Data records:
.....

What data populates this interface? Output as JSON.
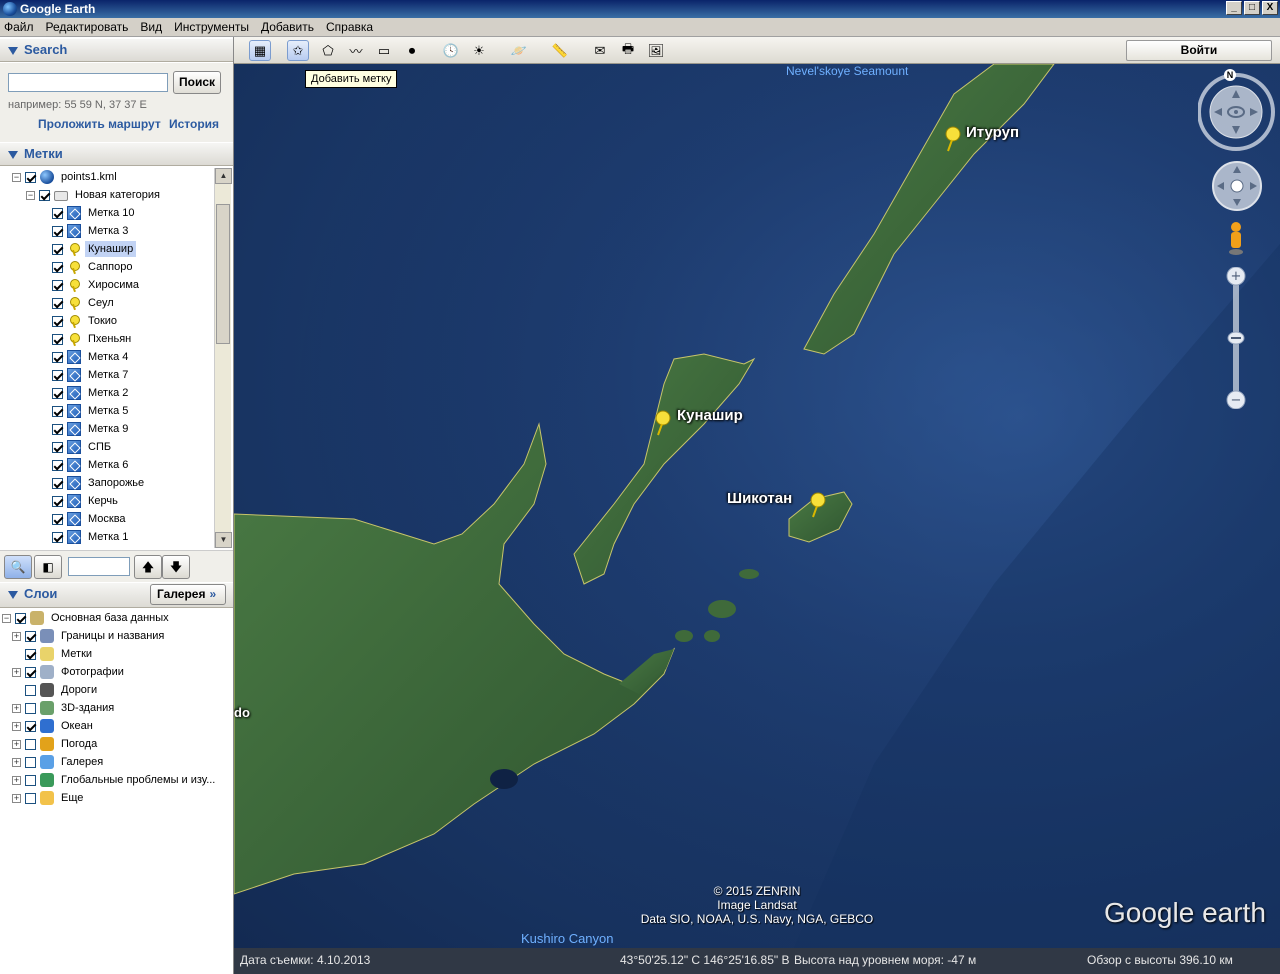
{
  "window": {
    "title": "Google Earth",
    "min": "_",
    "max": "□",
    "close": "X"
  },
  "menu": [
    "Файл",
    "Редактировать",
    "Вид",
    "Инструменты",
    "Добавить",
    "Справка"
  ],
  "search": {
    "header": "Search",
    "input_value": "",
    "button": "Поиск",
    "hint": "например: 55 59 N, 37 37 E",
    "directions_link": "Проложить маршрут",
    "history_link": "История"
  },
  "places": {
    "header": "Метки",
    "root": "points1.kml",
    "folder": "Новая категория",
    "items": [
      {
        "label": "Метка 10",
        "icon": "placemark-icon",
        "selected": false
      },
      {
        "label": "Метка 3",
        "icon": "placemark-icon",
        "selected": false
      },
      {
        "label": "Кунашир",
        "icon": "pushpin-icon",
        "selected": true
      },
      {
        "label": "Саппоро",
        "icon": "pushpin-icon",
        "selected": false
      },
      {
        "label": "Хиросима",
        "icon": "pushpin-icon",
        "selected": false
      },
      {
        "label": "Сеул",
        "icon": "pushpin-icon",
        "selected": false
      },
      {
        "label": "Токио",
        "icon": "pushpin-icon",
        "selected": false
      },
      {
        "label": "Пхеньян",
        "icon": "pushpin-icon",
        "selected": false
      },
      {
        "label": "Метка 4",
        "icon": "placemark-icon",
        "selected": false
      },
      {
        "label": "Метка 7",
        "icon": "placemark-icon",
        "selected": false
      },
      {
        "label": "Метка 2",
        "icon": "placemark-icon",
        "selected": false
      },
      {
        "label": "Метка 5",
        "icon": "placemark-icon",
        "selected": false
      },
      {
        "label": "Метка 9",
        "icon": "placemark-icon",
        "selected": false
      },
      {
        "label": "СПБ",
        "icon": "placemark-icon",
        "selected": false
      },
      {
        "label": "Метка 6",
        "icon": "placemark-icon",
        "selected": false
      },
      {
        "label": "Запорожье",
        "icon": "placemark-icon",
        "selected": false
      },
      {
        "label": "Керчь",
        "icon": "placemark-icon",
        "selected": false
      },
      {
        "label": "Москва",
        "icon": "placemark-icon",
        "selected": false
      },
      {
        "label": "Метка 1",
        "icon": "placemark-icon",
        "selected": false
      }
    ],
    "search_input_value": ""
  },
  "layers": {
    "header": "Слои",
    "gallery_button": "Галерея",
    "gallery_arrow": "»",
    "items": [
      {
        "label": "Основная база данных",
        "checked": true,
        "icon": "layers-db-icon"
      },
      {
        "label": "Границы и названия",
        "checked": true,
        "icon": "borders-icon"
      },
      {
        "label": "Метки",
        "checked": true,
        "icon": "places-icon"
      },
      {
        "label": "Фотографии",
        "checked": true,
        "icon": "photos-icon"
      },
      {
        "label": "Дороги",
        "checked": false,
        "icon": "roads-icon"
      },
      {
        "label": "3D-здания",
        "checked": false,
        "icon": "buildings-icon"
      },
      {
        "label": "Океан",
        "checked": true,
        "icon": "ocean-icon"
      },
      {
        "label": "Погода",
        "checked": false,
        "icon": "weather-icon"
      },
      {
        "label": "Галерея",
        "checked": false,
        "icon": "gallery-icon"
      },
      {
        "label": "Глобальные проблемы и изу...",
        "checked": false,
        "icon": "globe-icon"
      },
      {
        "label": "Еще",
        "checked": false,
        "icon": "more-icon"
      }
    ]
  },
  "toolbar": {
    "tooltip": "Добавить метку",
    "login": "Войти"
  },
  "map": {
    "labels": {
      "iturup": "Итуруп",
      "kunashir": "Кунашир",
      "shikotan": "Шикотан",
      "edge": "do"
    },
    "seamount": "Nevel'skoye Seamount",
    "canyon": "Kushiro Canyon",
    "attribution": [
      "© 2015 ZENRIN",
      "Image Landsat",
      "Data SIO, NOAA, U.S. Navy, NGA, GEBCO"
    ],
    "logo": "Google earth",
    "compass_north": "N"
  },
  "status": {
    "date": "Дата съемки: 4.10.2013",
    "coords": "43°50'25.12\" С  146°25'16.85\" В",
    "elevation": "Высота над уровнем моря:   -47 м",
    "eye_alt": "Обзор с высоты   396.10 км"
  },
  "colors": {
    "accent": "#2c5aa0",
    "land": "#3f6a3a",
    "sea": "#1e3d72",
    "pin": "#f7e03a"
  }
}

.....

## THE TASK:
Any pictures should be dropped; transcribe the rest of the records above exactly.

## TASK RESPONSE:
What data populates this interface? Output as JSON.
{
  "window": {
    "title": "Google Earth",
    "min": "_",
    "max": "□",
    "close": "X"
  },
  "menu": [
    "Файл",
    "Редактировать",
    "Вид",
    "Инструменты",
    "Добавить",
    "Справка"
  ],
  "search": {
    "header": "Search",
    "input_value": "",
    "button": "Поиск",
    "hint": "например: 55 59 N, 37 37 E",
    "directions_link": "Проложить маршрут",
    "history_link": "История"
  },
  "places": {
    "header": "Метки",
    "root": "points1.kml",
    "folder": "Новая категория",
    "items": [
      {
        "label": "Метка 10",
        "icon": "placemark-icon",
        "selected": false
      },
      {
        "label": "Метка 3",
        "icon": "placemark-icon",
        "selected": false
      },
      {
        "label": "Кунашир",
        "icon": "pushpin-icon",
        "selected": true
      },
      {
        "label": "Саппоро",
        "icon": "pushpin-icon",
        "selected": false
      },
      {
        "label": "Хиросима",
        "icon": "pushpin-icon",
        "selected": false
      },
      {
        "label": "Сеул",
        "icon": "pushpin-icon",
        "selected": false
      },
      {
        "label": "Токио",
        "icon": "pushpin-icon",
        "selected": false
      },
      {
        "label": "Пхеньян",
        "icon": "pushpin-icon",
        "selected": false
      },
      {
        "label": "Метка 4",
        "icon": "placemark-icon",
        "selected": false
      },
      {
        "label": "Метка 7",
        "icon": "placemark-icon",
        "selected": false
      },
      {
        "label": "Метка 2",
        "icon": "placemark-icon",
        "selected": false
      },
      {
        "label": "Метка 5",
        "icon": "placemark-icon",
        "selected": false
      },
      {
        "label": "Метка 9",
        "icon": "placemark-icon",
        "selected": false
      },
      {
        "label": "СПБ",
        "icon": "placemark-icon",
        "selected": false
      },
      {
        "label": "Метка 6",
        "icon": "placemark-icon",
        "selected": false
      },
      {
        "label": "Запорожье",
        "icon": "placemark-icon",
        "selected": false
      },
      {
        "label": "Керчь",
        "icon": "placemark-icon",
        "selected": false
      },
      {
        "label": "Москва",
        "icon": "placemark-icon",
        "selected": false
      },
      {
        "label": "Метка 1",
        "icon": "placemark-icon",
        "selected": false
      }
    ],
    "search_input_value": ""
  },
  "layers": {
    "header": "Слои",
    "gallery_button": "Галерея",
    "gallery_arrow": "»",
    "items": [
      {
        "label": "Основная база данных",
        "checked": true,
        "icon": "layers-db-icon"
      },
      {
        "label": "Границы и названия",
        "checked": true,
        "icon": "borders-icon"
      },
      {
        "label": "Метки",
        "checked": true,
        "icon": "places-icon"
      },
      {
        "label": "Фотографии",
        "checked": true,
        "icon": "photos-icon"
      },
      {
        "label": "Дороги",
        "checked": false,
        "icon": "roads-icon"
      },
      {
        "label": "3D-здания",
        "checked": false,
        "icon": "buildings-icon"
      },
      {
        "label": "Океан",
        "checked": true,
        "icon": "ocean-icon"
      },
      {
        "label": "Погода",
        "checked": false,
        "icon": "weather-icon"
      },
      {
        "label": "Галерея",
        "checked": false,
        "icon": "gallery-icon"
      },
      {
        "label": "Глобальные проблемы и изу...",
        "checked": false,
        "icon": "globe-icon"
      },
      {
        "label": "Еще",
        "checked": false,
        "icon": "more-icon"
      }
    ]
  },
  "toolbar": {
    "tooltip": "Добавить метку",
    "login": "Войти"
  },
  "map": {
    "labels": {
      "iturup": "Итуруп",
      "kunashir": "Кунашир",
      "shikotan": "Шикотан",
      "edge": "do"
    },
    "seamount": "Nevel'skoye Seamount",
    "canyon": "Kushiro Canyon",
    "attribution": [
      "© 2015 ZENRIN",
      "Image Landsat",
      "Data SIO, NOAA, U.S. Navy, NGA, GEBCO"
    ],
    "logo": "Google earth",
    "compass_north": "N"
  },
  "status": {
    "date": "Дата съемки: 4.10.2013",
    "coords": "43°50'25.12\" С  146°25'16.85\" В",
    "elevation": "Высота над уровнем моря:   -47 м",
    "eye_alt": "Обзор с высоты   396.10 км"
  },
  "colors": {
    "accent": "#2c5aa0",
    "land": "#3f6a3a",
    "sea": "#1e3d72",
    "pin": "#f7e03a"
  }
}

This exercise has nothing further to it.